## WRITTEN PROBLEM
Examine the records and identify each line that includes the string "subtitle". Copy those lines.

## DATA SECTION
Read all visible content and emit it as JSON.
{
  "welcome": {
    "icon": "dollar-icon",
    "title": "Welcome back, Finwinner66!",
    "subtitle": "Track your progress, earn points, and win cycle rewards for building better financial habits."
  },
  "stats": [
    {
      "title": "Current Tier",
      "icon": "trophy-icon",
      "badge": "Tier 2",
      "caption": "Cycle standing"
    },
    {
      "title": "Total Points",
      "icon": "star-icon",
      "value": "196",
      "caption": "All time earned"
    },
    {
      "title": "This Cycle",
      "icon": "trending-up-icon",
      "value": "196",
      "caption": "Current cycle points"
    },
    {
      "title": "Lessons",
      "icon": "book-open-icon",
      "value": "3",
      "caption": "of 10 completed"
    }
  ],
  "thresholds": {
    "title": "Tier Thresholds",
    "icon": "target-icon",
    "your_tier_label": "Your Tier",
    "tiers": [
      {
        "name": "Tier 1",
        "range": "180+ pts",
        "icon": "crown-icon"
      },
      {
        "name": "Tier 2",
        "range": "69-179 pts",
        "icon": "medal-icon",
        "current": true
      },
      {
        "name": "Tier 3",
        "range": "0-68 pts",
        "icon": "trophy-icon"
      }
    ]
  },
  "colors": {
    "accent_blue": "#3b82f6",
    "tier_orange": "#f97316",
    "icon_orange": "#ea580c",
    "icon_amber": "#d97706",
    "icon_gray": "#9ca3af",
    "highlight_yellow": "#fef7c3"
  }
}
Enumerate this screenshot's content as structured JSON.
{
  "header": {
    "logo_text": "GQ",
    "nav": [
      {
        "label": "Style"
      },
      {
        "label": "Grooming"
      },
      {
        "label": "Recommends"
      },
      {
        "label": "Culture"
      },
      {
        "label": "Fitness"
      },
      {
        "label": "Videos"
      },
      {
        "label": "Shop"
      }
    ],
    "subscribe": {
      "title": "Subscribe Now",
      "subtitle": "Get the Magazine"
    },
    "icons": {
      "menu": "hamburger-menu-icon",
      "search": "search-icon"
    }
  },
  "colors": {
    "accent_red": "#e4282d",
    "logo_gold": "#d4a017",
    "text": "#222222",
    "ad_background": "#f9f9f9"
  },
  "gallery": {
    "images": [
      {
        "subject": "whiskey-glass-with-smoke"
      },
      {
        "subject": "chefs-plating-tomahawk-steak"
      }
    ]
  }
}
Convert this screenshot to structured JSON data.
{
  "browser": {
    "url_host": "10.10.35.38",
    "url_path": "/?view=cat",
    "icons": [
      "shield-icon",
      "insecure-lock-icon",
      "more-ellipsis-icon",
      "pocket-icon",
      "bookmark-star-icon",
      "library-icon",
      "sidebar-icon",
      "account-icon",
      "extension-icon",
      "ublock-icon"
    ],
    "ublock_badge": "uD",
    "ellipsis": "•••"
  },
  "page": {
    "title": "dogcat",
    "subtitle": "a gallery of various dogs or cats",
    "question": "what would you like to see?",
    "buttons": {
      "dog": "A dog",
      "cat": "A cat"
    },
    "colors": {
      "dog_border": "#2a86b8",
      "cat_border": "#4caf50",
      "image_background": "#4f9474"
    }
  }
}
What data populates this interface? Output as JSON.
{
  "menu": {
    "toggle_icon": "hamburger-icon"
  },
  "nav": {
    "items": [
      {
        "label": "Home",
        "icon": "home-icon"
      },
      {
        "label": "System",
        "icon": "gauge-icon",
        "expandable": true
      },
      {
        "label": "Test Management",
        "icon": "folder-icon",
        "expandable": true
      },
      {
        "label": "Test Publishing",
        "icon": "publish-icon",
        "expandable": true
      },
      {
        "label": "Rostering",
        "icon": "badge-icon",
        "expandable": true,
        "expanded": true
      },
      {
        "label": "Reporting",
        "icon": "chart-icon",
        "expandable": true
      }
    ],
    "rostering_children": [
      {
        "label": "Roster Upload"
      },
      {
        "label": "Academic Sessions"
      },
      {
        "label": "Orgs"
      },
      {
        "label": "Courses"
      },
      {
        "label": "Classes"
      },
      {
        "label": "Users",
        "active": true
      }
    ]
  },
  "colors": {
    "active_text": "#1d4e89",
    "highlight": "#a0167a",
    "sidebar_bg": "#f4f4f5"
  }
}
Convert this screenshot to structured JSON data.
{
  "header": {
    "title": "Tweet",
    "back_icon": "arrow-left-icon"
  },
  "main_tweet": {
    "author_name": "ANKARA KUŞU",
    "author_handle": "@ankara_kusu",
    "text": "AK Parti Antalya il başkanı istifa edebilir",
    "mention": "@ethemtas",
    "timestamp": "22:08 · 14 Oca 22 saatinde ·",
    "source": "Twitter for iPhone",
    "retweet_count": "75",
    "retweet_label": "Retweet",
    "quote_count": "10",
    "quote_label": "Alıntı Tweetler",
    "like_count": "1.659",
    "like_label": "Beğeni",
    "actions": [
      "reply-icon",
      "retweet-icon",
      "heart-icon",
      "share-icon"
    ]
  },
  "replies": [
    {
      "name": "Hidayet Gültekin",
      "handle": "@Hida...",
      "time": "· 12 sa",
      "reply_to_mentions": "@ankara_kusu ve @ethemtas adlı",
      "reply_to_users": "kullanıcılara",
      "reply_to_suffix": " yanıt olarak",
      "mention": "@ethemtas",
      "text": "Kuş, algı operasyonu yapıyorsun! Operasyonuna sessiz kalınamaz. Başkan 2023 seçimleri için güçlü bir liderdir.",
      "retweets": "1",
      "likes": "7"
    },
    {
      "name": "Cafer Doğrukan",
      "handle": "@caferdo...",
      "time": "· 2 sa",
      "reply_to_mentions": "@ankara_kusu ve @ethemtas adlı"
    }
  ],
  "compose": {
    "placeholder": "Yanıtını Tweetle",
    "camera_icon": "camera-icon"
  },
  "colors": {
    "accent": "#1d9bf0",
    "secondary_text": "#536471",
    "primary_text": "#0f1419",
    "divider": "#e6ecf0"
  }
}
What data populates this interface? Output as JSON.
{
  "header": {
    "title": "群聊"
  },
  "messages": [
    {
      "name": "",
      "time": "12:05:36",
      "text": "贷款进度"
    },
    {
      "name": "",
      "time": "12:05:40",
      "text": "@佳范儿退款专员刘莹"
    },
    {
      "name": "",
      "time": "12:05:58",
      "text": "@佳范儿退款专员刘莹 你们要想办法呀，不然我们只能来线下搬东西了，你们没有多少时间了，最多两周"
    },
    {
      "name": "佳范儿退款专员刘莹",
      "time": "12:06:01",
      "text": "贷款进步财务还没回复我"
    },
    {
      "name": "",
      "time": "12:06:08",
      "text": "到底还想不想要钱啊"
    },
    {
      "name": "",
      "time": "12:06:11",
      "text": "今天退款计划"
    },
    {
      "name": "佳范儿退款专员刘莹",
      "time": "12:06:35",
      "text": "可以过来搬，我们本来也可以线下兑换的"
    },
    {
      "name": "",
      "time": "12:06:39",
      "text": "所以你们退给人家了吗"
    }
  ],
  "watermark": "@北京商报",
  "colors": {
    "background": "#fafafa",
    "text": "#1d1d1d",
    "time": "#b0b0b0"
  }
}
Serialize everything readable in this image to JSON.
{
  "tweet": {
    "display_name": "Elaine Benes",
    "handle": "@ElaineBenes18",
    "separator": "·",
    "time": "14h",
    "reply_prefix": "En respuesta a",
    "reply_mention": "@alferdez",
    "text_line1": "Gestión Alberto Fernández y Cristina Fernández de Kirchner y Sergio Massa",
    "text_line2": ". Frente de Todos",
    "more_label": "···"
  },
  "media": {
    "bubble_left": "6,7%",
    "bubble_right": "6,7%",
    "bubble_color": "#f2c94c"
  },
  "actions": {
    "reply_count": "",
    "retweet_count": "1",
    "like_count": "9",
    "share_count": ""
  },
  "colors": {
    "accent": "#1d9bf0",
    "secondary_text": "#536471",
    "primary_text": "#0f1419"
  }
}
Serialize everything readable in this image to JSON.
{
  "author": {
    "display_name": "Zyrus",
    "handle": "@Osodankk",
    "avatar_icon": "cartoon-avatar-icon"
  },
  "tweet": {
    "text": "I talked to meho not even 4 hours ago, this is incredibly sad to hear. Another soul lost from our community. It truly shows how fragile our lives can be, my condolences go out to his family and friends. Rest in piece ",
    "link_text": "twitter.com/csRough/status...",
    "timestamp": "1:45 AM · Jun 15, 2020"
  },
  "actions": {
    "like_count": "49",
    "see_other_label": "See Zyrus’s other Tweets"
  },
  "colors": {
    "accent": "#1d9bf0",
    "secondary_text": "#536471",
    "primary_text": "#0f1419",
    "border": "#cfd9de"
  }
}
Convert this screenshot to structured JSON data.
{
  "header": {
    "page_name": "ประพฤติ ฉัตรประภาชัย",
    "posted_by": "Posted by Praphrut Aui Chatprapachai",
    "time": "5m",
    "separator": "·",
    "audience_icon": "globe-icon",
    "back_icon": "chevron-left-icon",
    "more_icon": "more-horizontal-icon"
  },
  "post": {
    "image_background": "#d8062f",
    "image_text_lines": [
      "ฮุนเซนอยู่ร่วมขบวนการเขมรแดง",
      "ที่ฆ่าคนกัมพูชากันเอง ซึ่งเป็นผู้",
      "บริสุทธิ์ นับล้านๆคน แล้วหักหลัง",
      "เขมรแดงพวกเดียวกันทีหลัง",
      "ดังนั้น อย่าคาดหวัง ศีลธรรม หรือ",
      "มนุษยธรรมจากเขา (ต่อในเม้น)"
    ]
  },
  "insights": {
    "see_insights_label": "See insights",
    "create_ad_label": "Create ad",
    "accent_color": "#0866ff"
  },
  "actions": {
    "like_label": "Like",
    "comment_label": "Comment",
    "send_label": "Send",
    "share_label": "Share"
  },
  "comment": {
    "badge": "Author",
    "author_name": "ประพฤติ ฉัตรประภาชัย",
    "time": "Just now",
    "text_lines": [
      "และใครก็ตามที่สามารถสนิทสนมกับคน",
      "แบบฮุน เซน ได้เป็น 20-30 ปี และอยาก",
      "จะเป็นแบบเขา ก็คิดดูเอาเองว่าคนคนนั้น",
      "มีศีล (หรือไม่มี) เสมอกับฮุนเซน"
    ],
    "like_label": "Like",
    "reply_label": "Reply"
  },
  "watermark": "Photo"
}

## OUTPUT OF THE EXERCISE
    "subtitle": "Track your progress, earn points, and win cycle rewards for building better financial habits."
      "subtitle": "Get the Magazine"
    "subtitle": "a gallery of various dogs or cats",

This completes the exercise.